Repeat the items word for word, starting with the first line and going on through the line with "bar — [265, 98, 286, 428]".
---------------
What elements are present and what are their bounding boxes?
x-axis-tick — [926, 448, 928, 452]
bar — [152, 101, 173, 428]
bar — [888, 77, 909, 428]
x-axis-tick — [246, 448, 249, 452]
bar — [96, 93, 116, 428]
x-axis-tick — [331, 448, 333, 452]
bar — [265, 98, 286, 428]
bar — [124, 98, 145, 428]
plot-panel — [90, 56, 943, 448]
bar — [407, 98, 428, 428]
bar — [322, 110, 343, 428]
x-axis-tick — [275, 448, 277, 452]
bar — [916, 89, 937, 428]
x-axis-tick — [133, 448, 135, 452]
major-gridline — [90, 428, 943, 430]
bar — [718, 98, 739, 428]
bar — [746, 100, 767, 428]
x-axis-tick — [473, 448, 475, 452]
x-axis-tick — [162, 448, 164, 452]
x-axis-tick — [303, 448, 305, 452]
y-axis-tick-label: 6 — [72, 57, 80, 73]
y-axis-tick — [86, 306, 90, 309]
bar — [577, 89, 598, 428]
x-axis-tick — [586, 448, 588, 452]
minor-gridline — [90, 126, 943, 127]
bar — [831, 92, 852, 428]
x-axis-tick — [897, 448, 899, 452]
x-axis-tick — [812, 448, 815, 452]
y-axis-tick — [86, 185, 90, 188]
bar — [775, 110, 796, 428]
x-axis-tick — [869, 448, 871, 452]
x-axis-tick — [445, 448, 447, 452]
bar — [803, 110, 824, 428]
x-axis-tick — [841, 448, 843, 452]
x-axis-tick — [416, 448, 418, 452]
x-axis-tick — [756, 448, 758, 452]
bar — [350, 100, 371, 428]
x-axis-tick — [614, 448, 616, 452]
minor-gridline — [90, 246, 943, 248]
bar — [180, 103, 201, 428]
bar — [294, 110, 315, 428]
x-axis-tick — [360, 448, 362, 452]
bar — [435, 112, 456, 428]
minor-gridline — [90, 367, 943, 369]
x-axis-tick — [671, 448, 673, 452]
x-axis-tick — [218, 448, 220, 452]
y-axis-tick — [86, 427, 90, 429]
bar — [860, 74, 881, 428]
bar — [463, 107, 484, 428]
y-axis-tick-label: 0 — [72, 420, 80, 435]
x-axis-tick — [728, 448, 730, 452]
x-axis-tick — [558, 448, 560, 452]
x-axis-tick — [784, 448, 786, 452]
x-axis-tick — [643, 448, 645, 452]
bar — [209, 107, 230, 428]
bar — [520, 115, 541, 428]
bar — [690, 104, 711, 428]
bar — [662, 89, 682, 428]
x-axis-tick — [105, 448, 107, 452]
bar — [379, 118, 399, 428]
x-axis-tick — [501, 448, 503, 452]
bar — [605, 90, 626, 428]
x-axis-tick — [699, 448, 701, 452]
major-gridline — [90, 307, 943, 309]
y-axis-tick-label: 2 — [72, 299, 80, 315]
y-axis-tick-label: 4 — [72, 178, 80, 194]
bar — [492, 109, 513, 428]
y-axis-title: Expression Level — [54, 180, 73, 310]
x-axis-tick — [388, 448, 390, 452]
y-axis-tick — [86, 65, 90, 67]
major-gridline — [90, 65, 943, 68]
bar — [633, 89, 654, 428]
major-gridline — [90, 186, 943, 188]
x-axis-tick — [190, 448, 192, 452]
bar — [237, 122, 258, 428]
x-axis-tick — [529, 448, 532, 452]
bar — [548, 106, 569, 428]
---------------
■ Task output:
What elements are present and what are their bounding boxes?
x-axis-tick — [926, 448, 928, 452]
bar — [152, 101, 173, 428]
bar — [888, 77, 909, 428]
x-axis-tick — [246, 448, 249, 452]
bar — [96, 93, 116, 428]
x-axis-tick — [331, 448, 333, 452]
bar — [265, 98, 286, 428]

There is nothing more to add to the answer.